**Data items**
•••••

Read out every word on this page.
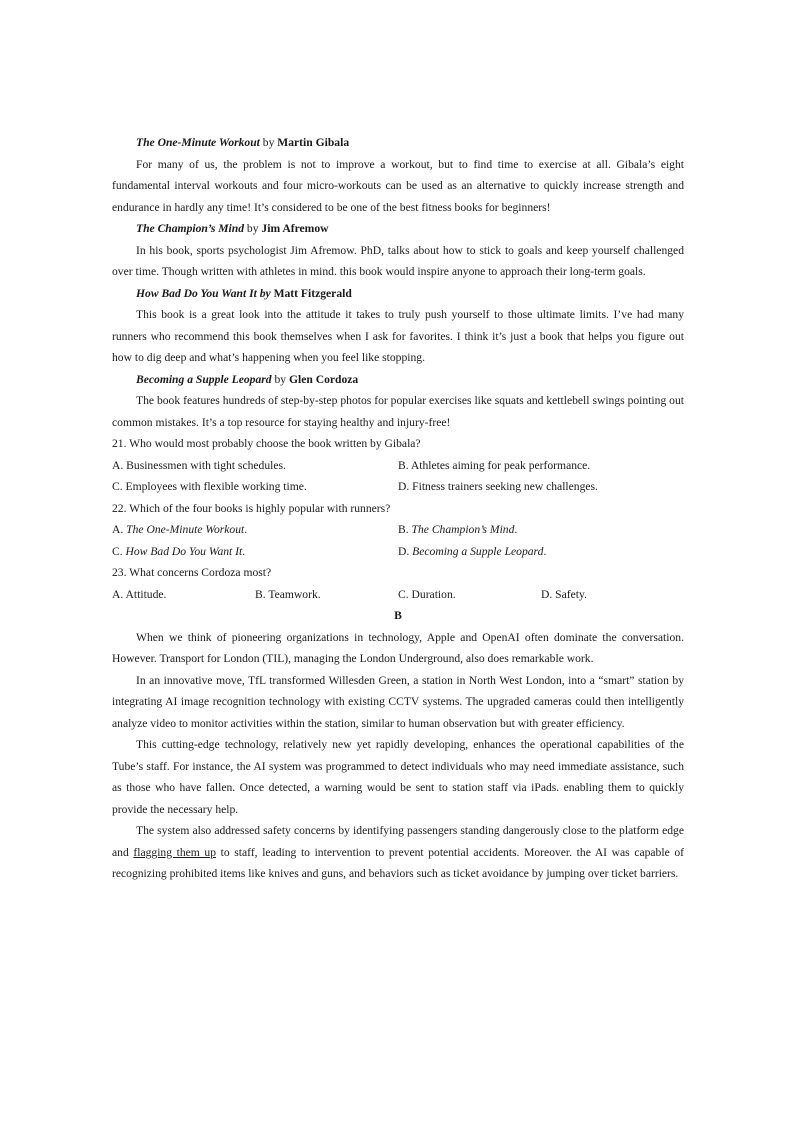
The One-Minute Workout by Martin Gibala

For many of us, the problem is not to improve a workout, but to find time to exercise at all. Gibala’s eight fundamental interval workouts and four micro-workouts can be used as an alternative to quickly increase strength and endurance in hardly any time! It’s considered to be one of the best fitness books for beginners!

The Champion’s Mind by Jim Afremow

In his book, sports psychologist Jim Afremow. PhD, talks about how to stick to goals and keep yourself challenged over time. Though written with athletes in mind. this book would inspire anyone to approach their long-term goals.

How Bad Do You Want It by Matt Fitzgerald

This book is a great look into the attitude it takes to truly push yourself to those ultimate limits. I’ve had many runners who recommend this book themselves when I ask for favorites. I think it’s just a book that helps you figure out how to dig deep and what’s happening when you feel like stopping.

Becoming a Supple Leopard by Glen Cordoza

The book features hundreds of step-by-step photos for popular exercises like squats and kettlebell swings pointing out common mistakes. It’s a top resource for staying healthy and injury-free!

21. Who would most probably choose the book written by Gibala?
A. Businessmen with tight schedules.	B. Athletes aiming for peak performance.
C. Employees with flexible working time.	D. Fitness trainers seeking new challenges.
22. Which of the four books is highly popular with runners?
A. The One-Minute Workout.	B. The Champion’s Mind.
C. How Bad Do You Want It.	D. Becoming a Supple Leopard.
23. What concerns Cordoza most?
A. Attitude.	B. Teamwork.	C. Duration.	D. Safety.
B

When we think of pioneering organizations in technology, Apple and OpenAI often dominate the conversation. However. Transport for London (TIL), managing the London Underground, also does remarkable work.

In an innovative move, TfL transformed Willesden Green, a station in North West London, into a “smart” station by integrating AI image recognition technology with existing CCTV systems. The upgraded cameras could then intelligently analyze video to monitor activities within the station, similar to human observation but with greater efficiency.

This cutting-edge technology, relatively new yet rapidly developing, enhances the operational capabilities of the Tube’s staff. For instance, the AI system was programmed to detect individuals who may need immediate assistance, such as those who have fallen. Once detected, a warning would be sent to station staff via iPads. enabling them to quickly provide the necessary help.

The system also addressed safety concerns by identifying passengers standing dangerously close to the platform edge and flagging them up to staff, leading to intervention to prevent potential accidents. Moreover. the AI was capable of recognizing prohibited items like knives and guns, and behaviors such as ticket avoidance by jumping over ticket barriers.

•••••

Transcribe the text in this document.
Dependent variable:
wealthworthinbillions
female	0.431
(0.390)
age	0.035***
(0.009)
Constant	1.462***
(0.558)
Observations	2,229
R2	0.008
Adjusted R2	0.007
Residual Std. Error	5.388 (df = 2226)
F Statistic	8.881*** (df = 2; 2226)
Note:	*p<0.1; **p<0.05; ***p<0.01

•••••

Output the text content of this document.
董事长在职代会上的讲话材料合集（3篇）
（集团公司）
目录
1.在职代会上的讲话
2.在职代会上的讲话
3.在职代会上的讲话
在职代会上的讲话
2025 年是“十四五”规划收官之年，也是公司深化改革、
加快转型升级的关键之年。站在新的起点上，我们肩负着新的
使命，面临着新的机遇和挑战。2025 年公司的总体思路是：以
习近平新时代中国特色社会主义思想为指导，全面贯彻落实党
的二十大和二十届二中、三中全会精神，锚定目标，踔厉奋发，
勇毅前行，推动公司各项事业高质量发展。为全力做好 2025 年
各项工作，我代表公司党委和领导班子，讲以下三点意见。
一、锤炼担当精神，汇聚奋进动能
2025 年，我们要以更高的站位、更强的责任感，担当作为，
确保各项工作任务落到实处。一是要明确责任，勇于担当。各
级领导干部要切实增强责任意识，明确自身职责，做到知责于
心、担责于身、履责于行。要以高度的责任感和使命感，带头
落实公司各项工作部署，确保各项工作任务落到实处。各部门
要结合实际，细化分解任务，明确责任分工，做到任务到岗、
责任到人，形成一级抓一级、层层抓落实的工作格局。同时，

•••••

**Work instructions**
State how many lines of the entries above include the word "most", offering no text other than the number.

**Finished answer**
2